→ STATED GOAL: Find the lines that contain the word "SRMTID" and copy each one.

→ EXERCISE INPUTS:
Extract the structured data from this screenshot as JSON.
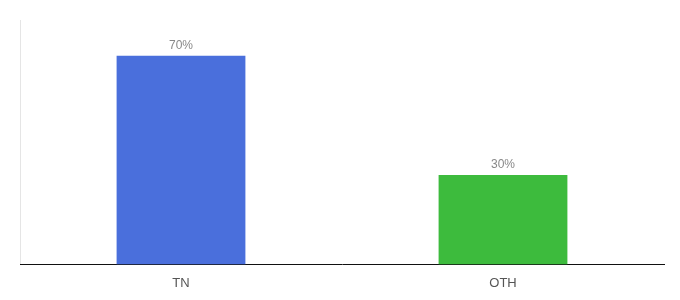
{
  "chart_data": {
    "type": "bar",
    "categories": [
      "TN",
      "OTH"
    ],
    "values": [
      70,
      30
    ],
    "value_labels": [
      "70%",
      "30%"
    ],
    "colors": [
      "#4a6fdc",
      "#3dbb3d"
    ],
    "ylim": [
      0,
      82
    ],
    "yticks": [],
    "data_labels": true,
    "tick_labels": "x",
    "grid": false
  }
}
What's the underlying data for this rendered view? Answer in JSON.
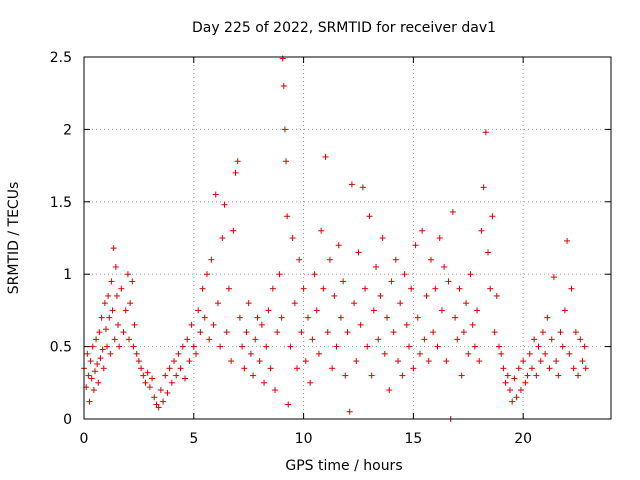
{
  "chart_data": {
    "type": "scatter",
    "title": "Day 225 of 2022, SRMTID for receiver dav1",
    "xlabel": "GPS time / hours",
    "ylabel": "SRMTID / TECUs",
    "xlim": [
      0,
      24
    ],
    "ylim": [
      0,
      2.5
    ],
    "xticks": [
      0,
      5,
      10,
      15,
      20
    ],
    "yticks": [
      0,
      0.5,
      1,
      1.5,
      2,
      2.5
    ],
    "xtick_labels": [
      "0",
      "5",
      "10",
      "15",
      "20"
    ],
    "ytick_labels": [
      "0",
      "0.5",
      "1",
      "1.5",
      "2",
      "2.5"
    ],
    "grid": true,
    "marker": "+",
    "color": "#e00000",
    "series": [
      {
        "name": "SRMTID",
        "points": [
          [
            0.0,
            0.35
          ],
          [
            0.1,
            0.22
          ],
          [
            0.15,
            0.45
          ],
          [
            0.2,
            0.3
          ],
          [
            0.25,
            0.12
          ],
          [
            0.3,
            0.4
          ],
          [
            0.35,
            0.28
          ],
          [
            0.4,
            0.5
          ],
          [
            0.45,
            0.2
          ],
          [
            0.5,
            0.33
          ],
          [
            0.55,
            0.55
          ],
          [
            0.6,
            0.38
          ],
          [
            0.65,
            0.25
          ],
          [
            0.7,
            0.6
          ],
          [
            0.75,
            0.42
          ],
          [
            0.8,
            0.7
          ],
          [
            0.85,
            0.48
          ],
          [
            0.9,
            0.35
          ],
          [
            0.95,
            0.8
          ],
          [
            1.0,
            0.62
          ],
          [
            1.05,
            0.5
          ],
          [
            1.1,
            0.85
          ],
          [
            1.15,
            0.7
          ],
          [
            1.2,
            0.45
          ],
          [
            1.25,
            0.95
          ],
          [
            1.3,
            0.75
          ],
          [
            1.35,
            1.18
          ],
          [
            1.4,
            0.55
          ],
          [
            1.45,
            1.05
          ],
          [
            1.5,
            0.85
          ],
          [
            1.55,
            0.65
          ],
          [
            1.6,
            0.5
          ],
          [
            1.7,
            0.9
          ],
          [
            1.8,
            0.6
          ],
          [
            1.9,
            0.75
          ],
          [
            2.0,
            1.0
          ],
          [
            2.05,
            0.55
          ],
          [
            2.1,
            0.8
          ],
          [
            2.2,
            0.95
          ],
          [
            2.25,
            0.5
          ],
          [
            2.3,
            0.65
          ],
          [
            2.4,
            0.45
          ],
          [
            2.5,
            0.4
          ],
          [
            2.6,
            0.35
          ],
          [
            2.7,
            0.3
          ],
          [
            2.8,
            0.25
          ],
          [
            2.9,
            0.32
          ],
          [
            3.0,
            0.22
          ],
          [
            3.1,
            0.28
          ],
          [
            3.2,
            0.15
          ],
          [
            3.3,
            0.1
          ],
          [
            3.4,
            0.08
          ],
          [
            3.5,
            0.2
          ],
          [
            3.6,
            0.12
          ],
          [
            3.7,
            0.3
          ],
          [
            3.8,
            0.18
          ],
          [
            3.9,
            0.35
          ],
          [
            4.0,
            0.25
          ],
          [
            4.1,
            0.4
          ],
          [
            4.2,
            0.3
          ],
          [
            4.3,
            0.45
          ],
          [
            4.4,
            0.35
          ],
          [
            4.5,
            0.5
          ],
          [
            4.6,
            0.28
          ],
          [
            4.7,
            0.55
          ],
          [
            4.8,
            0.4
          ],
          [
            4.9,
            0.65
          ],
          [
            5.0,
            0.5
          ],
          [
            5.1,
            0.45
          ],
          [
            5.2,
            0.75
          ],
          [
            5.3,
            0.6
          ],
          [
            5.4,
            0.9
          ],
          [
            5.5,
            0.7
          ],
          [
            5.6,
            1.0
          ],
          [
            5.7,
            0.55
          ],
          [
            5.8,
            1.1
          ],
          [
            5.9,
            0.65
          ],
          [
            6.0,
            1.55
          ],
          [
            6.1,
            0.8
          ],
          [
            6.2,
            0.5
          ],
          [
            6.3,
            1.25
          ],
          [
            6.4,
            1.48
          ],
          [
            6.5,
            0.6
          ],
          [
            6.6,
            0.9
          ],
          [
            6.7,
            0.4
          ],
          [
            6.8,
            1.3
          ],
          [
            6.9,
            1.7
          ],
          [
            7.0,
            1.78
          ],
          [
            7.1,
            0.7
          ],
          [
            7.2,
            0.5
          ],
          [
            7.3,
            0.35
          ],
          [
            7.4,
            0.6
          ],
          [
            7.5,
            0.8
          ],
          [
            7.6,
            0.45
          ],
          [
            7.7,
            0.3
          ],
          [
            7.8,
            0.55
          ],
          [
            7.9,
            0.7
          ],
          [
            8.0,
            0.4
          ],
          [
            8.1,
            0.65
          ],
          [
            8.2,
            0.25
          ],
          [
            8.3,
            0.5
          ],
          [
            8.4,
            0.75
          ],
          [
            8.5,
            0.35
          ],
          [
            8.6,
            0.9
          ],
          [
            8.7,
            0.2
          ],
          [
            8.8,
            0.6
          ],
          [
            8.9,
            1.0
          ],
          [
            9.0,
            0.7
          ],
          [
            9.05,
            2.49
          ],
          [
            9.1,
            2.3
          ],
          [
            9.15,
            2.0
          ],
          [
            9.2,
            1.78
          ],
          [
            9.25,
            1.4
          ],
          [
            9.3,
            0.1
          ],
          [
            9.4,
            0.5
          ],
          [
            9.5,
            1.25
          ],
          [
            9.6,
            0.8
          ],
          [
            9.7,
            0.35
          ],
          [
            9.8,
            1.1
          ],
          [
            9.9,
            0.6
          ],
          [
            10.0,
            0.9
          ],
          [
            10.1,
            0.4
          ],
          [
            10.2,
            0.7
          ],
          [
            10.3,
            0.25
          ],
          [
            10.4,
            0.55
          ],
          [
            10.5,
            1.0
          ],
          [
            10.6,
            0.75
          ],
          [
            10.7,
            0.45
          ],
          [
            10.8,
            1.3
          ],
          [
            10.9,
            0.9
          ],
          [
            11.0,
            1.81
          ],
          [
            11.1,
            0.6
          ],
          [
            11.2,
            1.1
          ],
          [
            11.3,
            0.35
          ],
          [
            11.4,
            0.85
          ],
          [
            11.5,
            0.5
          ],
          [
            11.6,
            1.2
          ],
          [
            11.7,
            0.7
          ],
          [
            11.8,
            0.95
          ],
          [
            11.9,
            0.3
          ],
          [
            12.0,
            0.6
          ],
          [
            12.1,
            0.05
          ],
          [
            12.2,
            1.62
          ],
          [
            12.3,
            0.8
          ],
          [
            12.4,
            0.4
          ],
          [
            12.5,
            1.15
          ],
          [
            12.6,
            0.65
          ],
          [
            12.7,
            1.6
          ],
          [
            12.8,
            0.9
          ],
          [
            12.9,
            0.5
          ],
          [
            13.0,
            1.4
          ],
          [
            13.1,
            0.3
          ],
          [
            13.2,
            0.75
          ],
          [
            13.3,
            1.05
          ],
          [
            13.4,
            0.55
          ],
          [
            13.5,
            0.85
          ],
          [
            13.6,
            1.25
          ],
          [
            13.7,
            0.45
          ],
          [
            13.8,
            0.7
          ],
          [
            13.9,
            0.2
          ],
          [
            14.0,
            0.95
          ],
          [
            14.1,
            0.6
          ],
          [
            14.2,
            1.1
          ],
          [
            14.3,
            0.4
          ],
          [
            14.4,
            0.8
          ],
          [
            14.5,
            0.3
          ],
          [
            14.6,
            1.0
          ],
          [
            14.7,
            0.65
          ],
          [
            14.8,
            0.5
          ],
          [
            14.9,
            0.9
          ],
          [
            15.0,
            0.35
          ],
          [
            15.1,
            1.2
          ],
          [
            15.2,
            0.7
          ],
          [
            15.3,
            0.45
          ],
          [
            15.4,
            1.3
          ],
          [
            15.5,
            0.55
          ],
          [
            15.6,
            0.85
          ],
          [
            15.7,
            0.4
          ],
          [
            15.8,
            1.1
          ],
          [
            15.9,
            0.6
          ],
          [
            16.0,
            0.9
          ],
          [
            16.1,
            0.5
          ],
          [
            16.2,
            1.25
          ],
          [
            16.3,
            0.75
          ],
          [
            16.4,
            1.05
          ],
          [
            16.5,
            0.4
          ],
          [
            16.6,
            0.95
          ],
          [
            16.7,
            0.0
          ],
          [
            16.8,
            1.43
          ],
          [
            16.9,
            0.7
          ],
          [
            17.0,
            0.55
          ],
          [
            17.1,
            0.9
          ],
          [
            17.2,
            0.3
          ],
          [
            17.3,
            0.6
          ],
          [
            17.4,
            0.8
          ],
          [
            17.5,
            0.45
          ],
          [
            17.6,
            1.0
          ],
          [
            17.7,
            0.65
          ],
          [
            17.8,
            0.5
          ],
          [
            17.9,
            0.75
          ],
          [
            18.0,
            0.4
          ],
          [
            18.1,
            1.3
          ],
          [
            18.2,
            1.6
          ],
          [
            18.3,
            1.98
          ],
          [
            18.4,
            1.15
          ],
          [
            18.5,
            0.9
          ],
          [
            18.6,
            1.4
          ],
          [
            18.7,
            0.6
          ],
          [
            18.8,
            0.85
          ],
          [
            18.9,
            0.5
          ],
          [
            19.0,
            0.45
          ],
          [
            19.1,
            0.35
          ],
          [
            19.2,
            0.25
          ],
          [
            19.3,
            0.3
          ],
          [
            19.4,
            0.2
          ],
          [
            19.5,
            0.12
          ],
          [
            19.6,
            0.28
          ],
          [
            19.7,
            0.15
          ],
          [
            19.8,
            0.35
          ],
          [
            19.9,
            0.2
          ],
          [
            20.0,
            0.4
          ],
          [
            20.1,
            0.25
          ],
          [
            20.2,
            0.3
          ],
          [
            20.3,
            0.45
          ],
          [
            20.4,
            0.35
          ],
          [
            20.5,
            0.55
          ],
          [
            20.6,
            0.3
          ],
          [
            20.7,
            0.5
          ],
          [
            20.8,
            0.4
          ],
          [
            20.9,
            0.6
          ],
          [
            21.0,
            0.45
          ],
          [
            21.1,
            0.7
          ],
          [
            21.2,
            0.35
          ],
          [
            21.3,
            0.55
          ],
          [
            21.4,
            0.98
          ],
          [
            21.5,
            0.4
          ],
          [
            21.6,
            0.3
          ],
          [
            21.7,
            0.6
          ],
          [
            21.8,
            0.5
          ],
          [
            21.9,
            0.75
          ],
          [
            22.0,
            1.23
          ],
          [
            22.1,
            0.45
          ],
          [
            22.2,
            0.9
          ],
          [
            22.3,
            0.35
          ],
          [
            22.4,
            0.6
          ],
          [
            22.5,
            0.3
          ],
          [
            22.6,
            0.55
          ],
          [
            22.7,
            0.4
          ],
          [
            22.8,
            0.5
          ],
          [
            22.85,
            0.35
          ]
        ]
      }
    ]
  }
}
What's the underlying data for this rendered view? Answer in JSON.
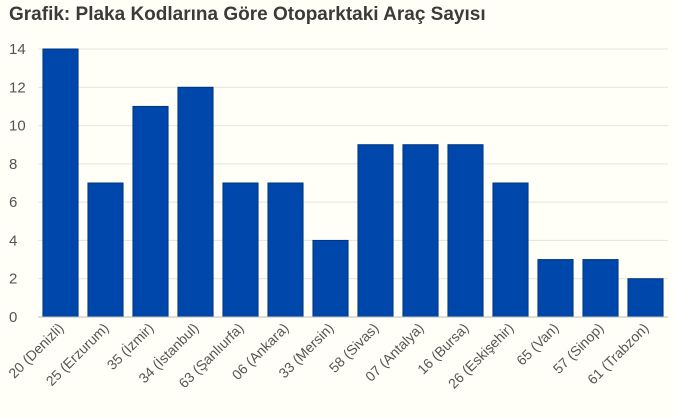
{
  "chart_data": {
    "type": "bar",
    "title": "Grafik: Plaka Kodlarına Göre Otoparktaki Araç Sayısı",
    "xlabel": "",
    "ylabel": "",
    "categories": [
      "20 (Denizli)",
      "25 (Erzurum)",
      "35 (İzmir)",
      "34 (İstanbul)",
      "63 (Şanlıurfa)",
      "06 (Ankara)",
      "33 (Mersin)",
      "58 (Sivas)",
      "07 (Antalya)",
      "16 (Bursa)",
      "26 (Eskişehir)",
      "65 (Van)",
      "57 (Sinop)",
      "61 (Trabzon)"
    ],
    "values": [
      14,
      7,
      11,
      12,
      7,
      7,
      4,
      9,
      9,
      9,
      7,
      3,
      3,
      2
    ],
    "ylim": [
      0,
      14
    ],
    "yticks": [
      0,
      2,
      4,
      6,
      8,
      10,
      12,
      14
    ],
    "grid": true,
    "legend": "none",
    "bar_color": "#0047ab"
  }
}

→ TASK RESULT:
    "title": "Day 225 of 2022, SRMTID for receiver dav1",
    "ylabel": "SRMTID / TECUs",
        "name": "SRMTID",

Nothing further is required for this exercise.